[Recorded data]
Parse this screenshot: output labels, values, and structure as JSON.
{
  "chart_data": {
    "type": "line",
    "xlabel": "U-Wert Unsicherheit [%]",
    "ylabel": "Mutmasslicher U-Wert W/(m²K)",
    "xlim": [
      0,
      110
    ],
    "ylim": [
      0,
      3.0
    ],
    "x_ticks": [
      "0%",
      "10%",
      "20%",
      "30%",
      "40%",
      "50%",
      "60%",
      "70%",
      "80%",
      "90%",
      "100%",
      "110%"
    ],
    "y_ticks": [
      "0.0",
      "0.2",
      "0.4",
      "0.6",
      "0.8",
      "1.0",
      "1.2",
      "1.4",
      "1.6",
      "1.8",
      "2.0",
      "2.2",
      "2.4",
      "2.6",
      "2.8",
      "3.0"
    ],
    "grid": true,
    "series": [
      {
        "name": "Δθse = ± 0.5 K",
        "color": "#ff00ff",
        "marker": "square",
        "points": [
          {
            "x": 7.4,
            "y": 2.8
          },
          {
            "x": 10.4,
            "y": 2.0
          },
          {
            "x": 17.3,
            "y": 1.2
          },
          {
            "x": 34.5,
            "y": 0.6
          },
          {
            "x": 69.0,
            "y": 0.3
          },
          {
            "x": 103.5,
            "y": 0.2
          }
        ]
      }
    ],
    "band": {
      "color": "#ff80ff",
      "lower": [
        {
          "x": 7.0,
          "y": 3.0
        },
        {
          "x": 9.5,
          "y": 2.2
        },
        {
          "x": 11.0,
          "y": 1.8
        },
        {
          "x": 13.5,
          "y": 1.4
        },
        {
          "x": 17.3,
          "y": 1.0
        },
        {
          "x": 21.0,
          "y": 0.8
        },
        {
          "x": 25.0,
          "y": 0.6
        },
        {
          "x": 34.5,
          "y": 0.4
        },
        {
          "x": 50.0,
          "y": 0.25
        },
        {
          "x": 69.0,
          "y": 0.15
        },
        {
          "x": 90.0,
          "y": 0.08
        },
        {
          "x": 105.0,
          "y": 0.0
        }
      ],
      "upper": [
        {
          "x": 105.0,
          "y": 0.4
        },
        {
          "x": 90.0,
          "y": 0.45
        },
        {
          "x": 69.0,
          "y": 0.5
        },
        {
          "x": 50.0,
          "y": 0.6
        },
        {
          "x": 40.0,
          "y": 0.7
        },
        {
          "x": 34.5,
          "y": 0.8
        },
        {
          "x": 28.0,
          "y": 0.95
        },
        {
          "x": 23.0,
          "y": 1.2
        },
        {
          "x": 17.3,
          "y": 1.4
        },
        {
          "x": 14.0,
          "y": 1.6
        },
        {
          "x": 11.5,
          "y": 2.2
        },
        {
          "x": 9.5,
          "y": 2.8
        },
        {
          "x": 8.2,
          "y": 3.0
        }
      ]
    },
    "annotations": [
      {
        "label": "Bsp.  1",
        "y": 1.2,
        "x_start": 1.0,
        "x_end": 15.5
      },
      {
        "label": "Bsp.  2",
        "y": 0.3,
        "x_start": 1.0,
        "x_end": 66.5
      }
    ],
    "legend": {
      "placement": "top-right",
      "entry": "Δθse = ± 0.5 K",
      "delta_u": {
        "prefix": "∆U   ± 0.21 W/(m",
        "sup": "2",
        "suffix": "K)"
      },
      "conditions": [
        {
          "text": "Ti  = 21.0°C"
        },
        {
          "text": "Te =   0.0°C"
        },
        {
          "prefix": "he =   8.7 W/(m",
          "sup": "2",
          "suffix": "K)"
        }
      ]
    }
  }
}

## Objective
Output each entry precisely as given.

## Full response
Parse this screenshot: output labels, values, and structure as JSON.
{
  "chart_data": {
    "type": "line",
    "xlabel": "U-Wert Unsicherheit [%]",
    "ylabel": "Mutmasslicher U-Wert W/(m²K)",
    "xlim": [
      0,
      110
    ],
    "ylim": [
      0,
      3.0
    ],
    "x_ticks": [
      "0%",
      "10%",
      "20%",
      "30%",
      "40%",
      "50%",
      "60%",
      "70%",
      "80%",
      "90%",
      "100%",
      "110%"
    ],
    "y_ticks": [
      "0.0",
      "0.2",
      "0.4",
      "0.6",
      "0.8",
      "1.0",
      "1.2",
      "1.4",
      "1.6",
      "1.8",
      "2.0",
      "2.2",
      "2.4",
      "2.6",
      "2.8",
      "3.0"
    ],
    "grid": true,
    "series": [
      {
        "name": "Δθse = ± 0.5 K",
        "color": "#ff00ff",
        "marker": "square",
        "points": [
          {
            "x": 7.4,
            "y": 2.8
          },
          {
            "x": 10.4,
            "y": 2.0
          },
          {
            "x": 17.3,
            "y": 1.2
          },
          {
            "x": 34.5,
            "y": 0.6
          },
          {
            "x": 69.0,
            "y": 0.3
          },
          {
            "x": 103.5,
            "y": 0.2
          }
        ]
      }
    ],
    "band": {
      "color": "#ff80ff",
      "lower": [
        {
          "x": 7.0,
          "y": 3.0
        },
        {
          "x": 9.5,
          "y": 2.2
        },
        {
          "x": 11.0,
          "y": 1.8
        },
        {
          "x": 13.5,
          "y": 1.4
        },
        {
          "x": 17.3,
          "y": 1.0
        },
        {
          "x": 21.0,
          "y": 0.8
        },
        {
          "x": 25.0,
          "y": 0.6
        },
        {
          "x": 34.5,
          "y": 0.4
        },
        {
          "x": 50.0,
          "y": 0.25
        },
        {
          "x": 69.0,
          "y": 0.15
        },
        {
          "x": 90.0,
          "y": 0.08
        },
        {
          "x": 105.0,
          "y": 0.0
        }
      ],
      "upper": [
        {
          "x": 105.0,
          "y": 0.4
        },
        {
          "x": 90.0,
          "y": 0.45
        },
        {
          "x": 69.0,
          "y": 0.5
        },
        {
          "x": 50.0,
          "y": 0.6
        },
        {
          "x": 40.0,
          "y": 0.7
        },
        {
          "x": 34.5,
          "y": 0.8
        },
        {
          "x": 28.0,
          "y": 0.95
        },
        {
          "x": 23.0,
          "y": 1.2
        },
        {
          "x": 17.3,
          "y": 1.4
        },
        {
          "x": 14.0,
          "y": 1.6
        },
        {
          "x": 11.5,
          "y": 2.2
        },
        {
          "x": 9.5,
          "y": 2.8
        },
        {
          "x": 8.2,
          "y": 3.0
        }
      ]
    },
    "annotations": [
      {
        "label": "Bsp.  1",
        "y": 1.2,
        "x_start": 1.0,
        "x_end": 15.5
      },
      {
        "label": "Bsp.  2",
        "y": 0.3,
        "x_start": 1.0,
        "x_end": 66.5
      }
    ],
    "legend": {
      "placement": "top-right",
      "entry": "Δθse = ± 0.5 K",
      "delta_u": {
        "prefix": "∆U   ± 0.21 W/(m",
        "sup": "2",
        "suffix": "K)"
      },
      "conditions": [
        {
          "text": "Ti  = 21.0°C"
        },
        {
          "text": "Te =   0.0°C"
        },
        {
          "prefix": "he =   8.7 W/(m",
          "sup": "2",
          "suffix": "K)"
        }
      ]
    }
  }
}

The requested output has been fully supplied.